## Start DATASET
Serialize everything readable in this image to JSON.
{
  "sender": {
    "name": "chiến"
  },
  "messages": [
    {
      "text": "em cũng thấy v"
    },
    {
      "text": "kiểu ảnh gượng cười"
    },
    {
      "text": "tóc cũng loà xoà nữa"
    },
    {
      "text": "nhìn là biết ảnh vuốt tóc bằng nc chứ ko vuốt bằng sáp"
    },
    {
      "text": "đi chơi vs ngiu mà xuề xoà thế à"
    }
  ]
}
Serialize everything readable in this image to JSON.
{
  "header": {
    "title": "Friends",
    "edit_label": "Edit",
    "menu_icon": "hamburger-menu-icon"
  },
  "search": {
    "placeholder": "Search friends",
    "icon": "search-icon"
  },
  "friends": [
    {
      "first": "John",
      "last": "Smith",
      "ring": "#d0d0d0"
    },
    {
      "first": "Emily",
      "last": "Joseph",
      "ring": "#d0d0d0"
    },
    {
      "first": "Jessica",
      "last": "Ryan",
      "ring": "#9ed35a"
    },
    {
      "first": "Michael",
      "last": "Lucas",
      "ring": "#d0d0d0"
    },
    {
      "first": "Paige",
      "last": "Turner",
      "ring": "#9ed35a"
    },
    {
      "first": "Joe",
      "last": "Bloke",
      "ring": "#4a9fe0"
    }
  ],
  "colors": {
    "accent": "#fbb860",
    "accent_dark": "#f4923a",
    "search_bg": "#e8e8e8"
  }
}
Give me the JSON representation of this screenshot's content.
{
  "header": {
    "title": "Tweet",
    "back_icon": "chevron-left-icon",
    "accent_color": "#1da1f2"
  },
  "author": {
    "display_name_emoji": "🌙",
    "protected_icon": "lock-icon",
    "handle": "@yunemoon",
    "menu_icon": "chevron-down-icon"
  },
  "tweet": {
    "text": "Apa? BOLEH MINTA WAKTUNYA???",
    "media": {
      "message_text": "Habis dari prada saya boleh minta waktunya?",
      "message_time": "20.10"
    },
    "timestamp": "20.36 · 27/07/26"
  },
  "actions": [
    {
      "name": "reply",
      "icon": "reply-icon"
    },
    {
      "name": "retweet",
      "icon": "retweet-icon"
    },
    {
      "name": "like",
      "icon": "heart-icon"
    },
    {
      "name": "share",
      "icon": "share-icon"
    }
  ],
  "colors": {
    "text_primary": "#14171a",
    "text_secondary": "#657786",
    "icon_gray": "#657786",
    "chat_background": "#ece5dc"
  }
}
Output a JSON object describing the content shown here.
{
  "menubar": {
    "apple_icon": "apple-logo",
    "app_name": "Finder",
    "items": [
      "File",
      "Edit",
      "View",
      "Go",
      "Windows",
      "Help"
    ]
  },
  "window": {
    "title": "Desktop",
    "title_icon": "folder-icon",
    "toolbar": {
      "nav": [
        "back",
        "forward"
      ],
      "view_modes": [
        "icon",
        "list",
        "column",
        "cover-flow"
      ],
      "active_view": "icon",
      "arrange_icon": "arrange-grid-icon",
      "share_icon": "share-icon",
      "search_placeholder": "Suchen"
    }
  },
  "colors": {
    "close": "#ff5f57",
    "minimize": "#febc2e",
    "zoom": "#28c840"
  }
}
## End DATASET
SHORT TASK: Write out all the records above again, exactly as they stand.

FINISHED EXERCISE:
Serialize everything readable in this image to JSON.
{
  "sender": {
    "name": "chiến"
  },
  "messages": [
    {
      "text": "em cũng thấy v"
    },
    {
      "text": "kiểu ảnh gượng cười"
    },
    {
      "text": "tóc cũng loà xoà nữa"
    },
    {
      "text": "nhìn là biết ảnh vuốt tóc bằng nc chứ ko vuốt bằng sáp"
    },
    {
      "text": "đi chơi vs ngiu mà xuề xoà thế à"
    }
  ]
}
Serialize everything readable in this image to JSON.
{
  "header": {
    "title": "Friends",
    "edit_label": "Edit",
    "menu_icon": "hamburger-menu-icon"
  },
  "search": {
    "placeholder": "Search friends",
    "icon": "search-icon"
  },
  "friends": [
    {
      "first": "John",
      "last": "Smith",
      "ring": "#d0d0d0"
    },
    {
      "first": "Emily",
      "last": "Joseph",
      "ring": "#d0d0d0"
    },
    {
      "first": "Jessica",
      "last": "Ryan",
      "ring": "#9ed35a"
    },
    {
      "first": "Michael",
      "last": "Lucas",
      "ring": "#d0d0d0"
    },
    {
      "first": "Paige",
      "last": "Turner",
      "ring": "#9ed35a"
    },
    {
      "first": "Joe",
      "last": "Bloke",
      "ring": "#4a9fe0"
    }
  ],
  "colors": {
    "accent": "#fbb860",
    "accent_dark": "#f4923a",
    "search_bg": "#e8e8e8"
  }
}
Give me the JSON representation of this screenshot's content.
{
  "header": {
    "title": "Tweet",
    "back_icon": "chevron-left-icon",
    "accent_color": "#1da1f2"
  },
  "author": {
    "display_name_emoji": "🌙",
    "protected_icon": "lock-icon",
    "handle": "@yunemoon",
    "menu_icon": "chevron-down-icon"
  },
  "tweet": {
    "text": "Apa? BOLEH MINTA WAKTUNYA???",
    "media": {
      "message_text": "Habis dari prada saya boleh minta waktunya?",
      "message_time": "20.10"
    },
    "timestamp": "20.36 · 27/07/26"
  },
  "actions": [
    {
      "name": "reply",
      "icon": "reply-icon"
    },
    {
      "name": "retweet",
      "icon": "retweet-icon"
    },
    {
      "name": "like",
      "icon": "heart-icon"
    },
    {
      "name": "share",
      "icon": "share-icon"
    }
  ],
  "colors": {
    "text_primary": "#14171a",
    "text_secondary": "#657786",
    "icon_gray": "#657786",
    "chat_background": "#ece5dc"
  }
}
Output a JSON object describing the content shown here.
{
  "menubar": {
    "apple_icon": "apple-logo",
    "app_name": "Finder",
    "items": [
      "File",
      "Edit",
      "View",
      "Go",
      "Windows",
      "Help"
    ]
  },
  "window": {
    "title": "Desktop",
    "title_icon": "folder-icon",
    "toolbar": {
      "nav": [
        "back",
        "forward"
      ],
      "view_modes": [
        "icon",
        "list",
        "column",
        "cover-flow"
      ],
      "active_view": "icon",
      "arrange_icon": "arrange-grid-icon",
      "share_icon": "share-icon",
      "search_placeholder": "Suchen"
    }
  },
  "colors": {
    "close": "#ff5f57",
    "minimize": "#febc2e",
    "zoom": "#28c840"
  }
}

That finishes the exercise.